◆ **DOCUMENT SEGMENT**:
________________________
Thus, this system has the potential to address some of today's major pressing issues (greenhouse carbon dioxide accumulation, oceanic acidification and fishery depletion) in a way that mimics a completely natural system using technology that is simple and cost effective. The potential is there for a truly win/win economic and environmental solution.

Again, by bringing nutrient rich water to the surface where sunlight can reach it, the system and method for oceanic algal fostering and for initiating and maintaining oceanic fisheries disclosed herein provides the environment for massive broad spectrum algal growth. The natural result of this is that an ecosystem of marine life will develop to feed on this provided food source, and thus a prolific natural, wild fishery can actually be ‘created’ and developed. In fact, by virtue of the creation of new major world class fisheries, the pressure on existing fisheries will be reduced and with overall fish growth potential being greater on a planetary scale, a reset to maximized sustainable yield harvesting has the potential to be practiced.

The objective of the system is to bring re-oxygenated and nutrient rich water to the surface, warming it to surface temperatures with heat exchangers on the way.

If the system is set up in a location where there are surface and deep oceanic currents there will constantly be new deep nutrient rich water arriving at the suction point to be pumped to the surface. Also, the waters surrounding the hoses which are being reciprocally cooled and sinking will be moved away from the system by mid-level and surface currents, and thus, will not sink directly vertically down to the base of the hose and immediately be drawn to the surface even though they have little nutrient content. Thus, locations with oceanic currents are where optimal performance could be expected.
________________________
◆ **LISTED RECORDS**:
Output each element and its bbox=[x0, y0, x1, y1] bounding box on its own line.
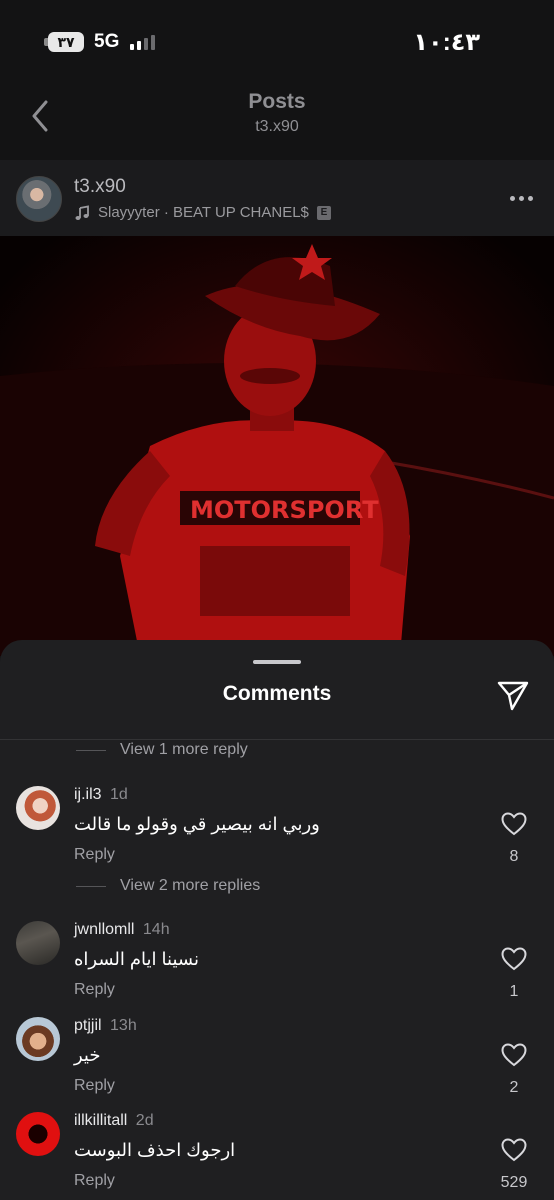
________________________
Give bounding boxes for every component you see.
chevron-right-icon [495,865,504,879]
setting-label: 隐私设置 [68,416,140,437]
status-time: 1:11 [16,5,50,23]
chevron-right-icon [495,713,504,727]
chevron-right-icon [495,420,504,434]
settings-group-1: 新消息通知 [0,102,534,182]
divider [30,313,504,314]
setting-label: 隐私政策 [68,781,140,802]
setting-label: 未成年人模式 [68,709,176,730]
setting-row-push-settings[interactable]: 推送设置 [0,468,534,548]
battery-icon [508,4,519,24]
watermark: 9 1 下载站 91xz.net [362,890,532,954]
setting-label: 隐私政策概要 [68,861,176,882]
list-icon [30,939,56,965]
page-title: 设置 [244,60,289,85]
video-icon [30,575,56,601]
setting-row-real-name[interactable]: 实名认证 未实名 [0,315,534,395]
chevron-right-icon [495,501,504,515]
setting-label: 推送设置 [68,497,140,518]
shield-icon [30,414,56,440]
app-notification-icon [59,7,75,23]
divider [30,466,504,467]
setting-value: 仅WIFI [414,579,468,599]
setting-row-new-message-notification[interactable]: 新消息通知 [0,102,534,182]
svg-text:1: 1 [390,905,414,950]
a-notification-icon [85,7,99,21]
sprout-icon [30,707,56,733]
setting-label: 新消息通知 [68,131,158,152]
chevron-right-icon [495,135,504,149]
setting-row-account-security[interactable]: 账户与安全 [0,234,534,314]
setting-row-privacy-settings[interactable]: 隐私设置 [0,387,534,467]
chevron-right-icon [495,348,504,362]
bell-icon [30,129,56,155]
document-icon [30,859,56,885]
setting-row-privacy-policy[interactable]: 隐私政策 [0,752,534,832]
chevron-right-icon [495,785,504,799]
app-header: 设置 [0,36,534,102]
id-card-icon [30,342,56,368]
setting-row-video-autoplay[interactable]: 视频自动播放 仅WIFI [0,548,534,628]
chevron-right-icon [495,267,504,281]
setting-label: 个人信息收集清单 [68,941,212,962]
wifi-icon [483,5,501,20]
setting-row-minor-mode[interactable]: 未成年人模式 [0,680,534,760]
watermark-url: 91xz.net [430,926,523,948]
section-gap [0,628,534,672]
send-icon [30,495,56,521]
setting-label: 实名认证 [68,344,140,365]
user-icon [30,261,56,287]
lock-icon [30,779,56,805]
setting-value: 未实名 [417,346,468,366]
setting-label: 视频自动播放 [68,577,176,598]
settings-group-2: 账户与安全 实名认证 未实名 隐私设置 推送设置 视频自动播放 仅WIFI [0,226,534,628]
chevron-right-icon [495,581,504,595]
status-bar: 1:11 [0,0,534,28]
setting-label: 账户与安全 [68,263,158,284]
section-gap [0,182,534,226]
________________________
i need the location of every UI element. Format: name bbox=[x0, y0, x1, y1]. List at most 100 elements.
________________________
◆ **REQUIRED WORK**:
**a.** Translate this sentence from the ocean algae text into Spanish: "The objective of the system is to bring re-oxygenated and nutrient rich water to the surface, warming it to surface temperatures with heat exchangers on the way."
**b.** Convert the lines of the listing, starting at the line containing "Give bounding boxes" and ending at the line containing "a-notification-icon [85,7,99,21]", into a numbered list with any blank lines left out.
The text about the ocean algae system and the listing have no connection to each other.

◆ **ANSWERS BY TASK**:
**a.** El objetivo del sistema es llevar agua reoxigenada y rica en nutrientes a la superficie, calentándola hasta la temperatura de la superficie mediante intercambiadores de calor durante el trayecto.

**b.**
1. Give bounding boxes for every component you see.
2. chevron-right-icon [495,865,504,879]
3. setting-label: 隐私设置 [68,416,140,437]
4. status-time: 1:11 [16,5,50,23]
5. chevron-right-icon [495,713,504,727]
6. chevron-right-icon [495,420,504,434]
7. settings-group-1: 新消息通知 [0,102,534,182]
8. divider [30,313,504,314]
9. setting-label: 隐私政策 [68,781,140,802]
10. setting-label: 未成年人模式 [68,709,176,730]
11. setting-row-push-settings[interactable]: 推送设置 [0,468,534,548]
12. battery-icon [508,4,519,24]
13. watermark: 9 1 下载站 91xz.net [362,890,532,954]
14. setting-label: 隐私政策概要 [68,861,176,882]
15. list-icon [30,939,56,965]
16. page-title: 设置 [244,60,289,85]
17. video-icon [30,575,56,601]
18. setting-row-real-name[interactable]: 实名认证 未实名 [0,315,534,395]
19. chevron-right-icon [495,501,504,515]
20. setting-label: 推送设置 [68,497,140,518]
21. shield-icon [30,414,56,440]
22. app-notification-icon [59,7,75,23]
23. divider [30,466,504,467]
24. setting-value: 仅WIFI [414,579,468,599]
25. setting-row-new-message-notification[interactable]: 新消息通知 [0,102,534,182]
26. svg-text:1: 1 [390,905,414,950]
27. a-notification-icon [85,7,99,21]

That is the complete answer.